Extract every line that contains the word "than".
--- Start Extracted data ---
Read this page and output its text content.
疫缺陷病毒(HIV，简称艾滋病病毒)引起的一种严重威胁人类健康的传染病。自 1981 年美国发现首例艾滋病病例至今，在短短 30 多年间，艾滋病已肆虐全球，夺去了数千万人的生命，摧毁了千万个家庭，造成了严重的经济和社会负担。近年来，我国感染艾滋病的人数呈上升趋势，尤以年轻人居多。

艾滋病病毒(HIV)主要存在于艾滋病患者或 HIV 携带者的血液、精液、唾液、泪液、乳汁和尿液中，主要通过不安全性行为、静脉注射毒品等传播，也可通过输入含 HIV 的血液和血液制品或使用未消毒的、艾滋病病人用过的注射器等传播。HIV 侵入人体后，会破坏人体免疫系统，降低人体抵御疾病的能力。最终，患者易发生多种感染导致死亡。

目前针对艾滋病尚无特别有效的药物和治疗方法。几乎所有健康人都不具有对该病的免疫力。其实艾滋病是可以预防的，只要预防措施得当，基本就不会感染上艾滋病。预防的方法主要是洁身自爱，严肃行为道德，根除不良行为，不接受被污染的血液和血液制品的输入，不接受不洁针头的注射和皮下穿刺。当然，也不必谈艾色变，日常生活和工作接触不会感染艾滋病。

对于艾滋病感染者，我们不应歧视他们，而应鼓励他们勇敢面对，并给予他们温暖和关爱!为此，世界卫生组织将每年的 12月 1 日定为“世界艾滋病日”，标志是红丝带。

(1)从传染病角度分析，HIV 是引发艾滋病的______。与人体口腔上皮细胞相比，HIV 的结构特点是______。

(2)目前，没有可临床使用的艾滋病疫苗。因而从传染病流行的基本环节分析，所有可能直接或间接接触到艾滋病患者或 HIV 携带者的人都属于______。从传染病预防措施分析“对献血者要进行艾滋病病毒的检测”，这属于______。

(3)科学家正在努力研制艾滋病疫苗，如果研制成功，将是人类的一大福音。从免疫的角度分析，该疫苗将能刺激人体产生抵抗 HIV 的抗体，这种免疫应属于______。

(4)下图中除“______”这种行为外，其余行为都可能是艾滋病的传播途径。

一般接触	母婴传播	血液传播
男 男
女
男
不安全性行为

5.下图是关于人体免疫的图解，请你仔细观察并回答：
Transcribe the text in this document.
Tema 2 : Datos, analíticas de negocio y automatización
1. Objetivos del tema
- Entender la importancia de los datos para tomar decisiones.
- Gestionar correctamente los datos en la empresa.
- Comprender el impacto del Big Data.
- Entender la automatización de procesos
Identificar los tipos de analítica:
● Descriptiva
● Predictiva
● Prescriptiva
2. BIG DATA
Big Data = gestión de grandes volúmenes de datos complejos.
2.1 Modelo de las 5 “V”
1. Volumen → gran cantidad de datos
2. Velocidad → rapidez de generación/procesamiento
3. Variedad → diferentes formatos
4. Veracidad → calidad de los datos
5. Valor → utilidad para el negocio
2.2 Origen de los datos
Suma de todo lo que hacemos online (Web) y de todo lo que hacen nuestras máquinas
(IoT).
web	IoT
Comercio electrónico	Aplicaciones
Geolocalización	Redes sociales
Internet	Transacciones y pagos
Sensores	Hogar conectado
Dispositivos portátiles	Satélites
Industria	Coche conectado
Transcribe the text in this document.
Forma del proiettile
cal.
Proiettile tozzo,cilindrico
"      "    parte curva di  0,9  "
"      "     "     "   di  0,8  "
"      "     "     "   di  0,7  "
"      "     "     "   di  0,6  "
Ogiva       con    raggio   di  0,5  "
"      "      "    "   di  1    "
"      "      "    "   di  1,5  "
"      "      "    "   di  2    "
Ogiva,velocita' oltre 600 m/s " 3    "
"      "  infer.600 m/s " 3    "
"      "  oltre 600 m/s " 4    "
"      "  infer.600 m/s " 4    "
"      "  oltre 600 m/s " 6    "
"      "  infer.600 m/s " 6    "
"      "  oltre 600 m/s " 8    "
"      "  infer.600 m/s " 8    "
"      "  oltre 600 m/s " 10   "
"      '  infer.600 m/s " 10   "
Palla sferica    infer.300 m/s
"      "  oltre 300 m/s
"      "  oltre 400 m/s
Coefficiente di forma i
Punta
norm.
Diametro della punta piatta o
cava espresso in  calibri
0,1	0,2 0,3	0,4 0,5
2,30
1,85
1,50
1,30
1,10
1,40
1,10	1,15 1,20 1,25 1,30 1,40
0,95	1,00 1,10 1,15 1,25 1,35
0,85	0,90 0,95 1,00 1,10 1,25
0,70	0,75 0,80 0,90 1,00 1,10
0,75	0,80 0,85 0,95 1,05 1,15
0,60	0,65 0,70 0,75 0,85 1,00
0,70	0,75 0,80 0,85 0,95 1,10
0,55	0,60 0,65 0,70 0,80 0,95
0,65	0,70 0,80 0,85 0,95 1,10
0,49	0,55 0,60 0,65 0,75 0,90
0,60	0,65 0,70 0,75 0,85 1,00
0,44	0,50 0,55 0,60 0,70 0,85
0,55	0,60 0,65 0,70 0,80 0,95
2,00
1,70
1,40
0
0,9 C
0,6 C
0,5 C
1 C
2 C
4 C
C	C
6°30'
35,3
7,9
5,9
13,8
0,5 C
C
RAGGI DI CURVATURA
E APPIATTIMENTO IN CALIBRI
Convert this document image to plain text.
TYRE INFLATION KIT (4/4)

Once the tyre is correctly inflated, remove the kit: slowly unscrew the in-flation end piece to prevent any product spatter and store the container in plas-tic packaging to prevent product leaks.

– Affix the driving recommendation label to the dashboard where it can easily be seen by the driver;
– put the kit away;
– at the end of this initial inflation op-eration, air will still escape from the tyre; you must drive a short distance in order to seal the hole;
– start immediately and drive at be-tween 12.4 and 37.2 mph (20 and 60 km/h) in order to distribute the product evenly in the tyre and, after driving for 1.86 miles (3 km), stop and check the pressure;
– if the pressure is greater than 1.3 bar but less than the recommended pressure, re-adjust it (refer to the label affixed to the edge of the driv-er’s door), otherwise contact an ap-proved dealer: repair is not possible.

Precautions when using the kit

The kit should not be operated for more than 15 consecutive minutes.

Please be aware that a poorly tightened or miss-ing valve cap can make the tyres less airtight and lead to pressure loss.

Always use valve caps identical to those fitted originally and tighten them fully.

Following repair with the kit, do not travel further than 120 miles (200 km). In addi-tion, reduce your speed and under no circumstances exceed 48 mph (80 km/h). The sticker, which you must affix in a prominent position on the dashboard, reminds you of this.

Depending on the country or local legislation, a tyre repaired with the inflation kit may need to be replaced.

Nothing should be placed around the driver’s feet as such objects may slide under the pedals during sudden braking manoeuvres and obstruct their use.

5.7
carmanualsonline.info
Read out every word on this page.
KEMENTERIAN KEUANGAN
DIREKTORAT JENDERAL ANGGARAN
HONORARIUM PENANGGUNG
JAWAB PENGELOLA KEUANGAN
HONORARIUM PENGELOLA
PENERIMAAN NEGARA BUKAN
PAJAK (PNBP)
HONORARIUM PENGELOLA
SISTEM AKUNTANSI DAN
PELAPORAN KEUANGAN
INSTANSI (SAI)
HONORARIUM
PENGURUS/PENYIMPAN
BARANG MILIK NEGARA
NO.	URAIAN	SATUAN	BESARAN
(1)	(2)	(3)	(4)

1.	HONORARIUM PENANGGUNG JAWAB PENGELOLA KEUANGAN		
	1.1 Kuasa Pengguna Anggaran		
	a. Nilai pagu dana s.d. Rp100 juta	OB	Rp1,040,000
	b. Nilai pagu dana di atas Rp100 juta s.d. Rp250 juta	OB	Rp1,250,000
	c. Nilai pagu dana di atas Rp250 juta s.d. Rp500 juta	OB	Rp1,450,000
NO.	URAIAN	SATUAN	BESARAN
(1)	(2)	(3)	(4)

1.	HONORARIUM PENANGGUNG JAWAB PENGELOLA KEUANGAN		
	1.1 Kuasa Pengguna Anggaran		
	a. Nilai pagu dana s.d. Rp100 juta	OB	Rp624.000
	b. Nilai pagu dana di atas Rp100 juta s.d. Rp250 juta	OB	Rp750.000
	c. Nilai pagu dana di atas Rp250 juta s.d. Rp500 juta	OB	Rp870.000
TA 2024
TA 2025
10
--- End Extracted data ---
The reply
– if the pressure is greater than 1.3 bar but less than the recommended pressure, re-adjust it (refer to the label affixed to the edge of the driv-er’s door), otherwise contact an ap-proved dealer: repair is not possible.
The kit should not be operated for more than 15 consecutive minutes.
Following repair with the kit, do not travel further than 120 miles (200 km). In addi-tion, reduce your speed and under no circumstances exceed 48 mph (80 km/h). The sticker, which you must affix in a prominent position on the dashboard, reminds you of this.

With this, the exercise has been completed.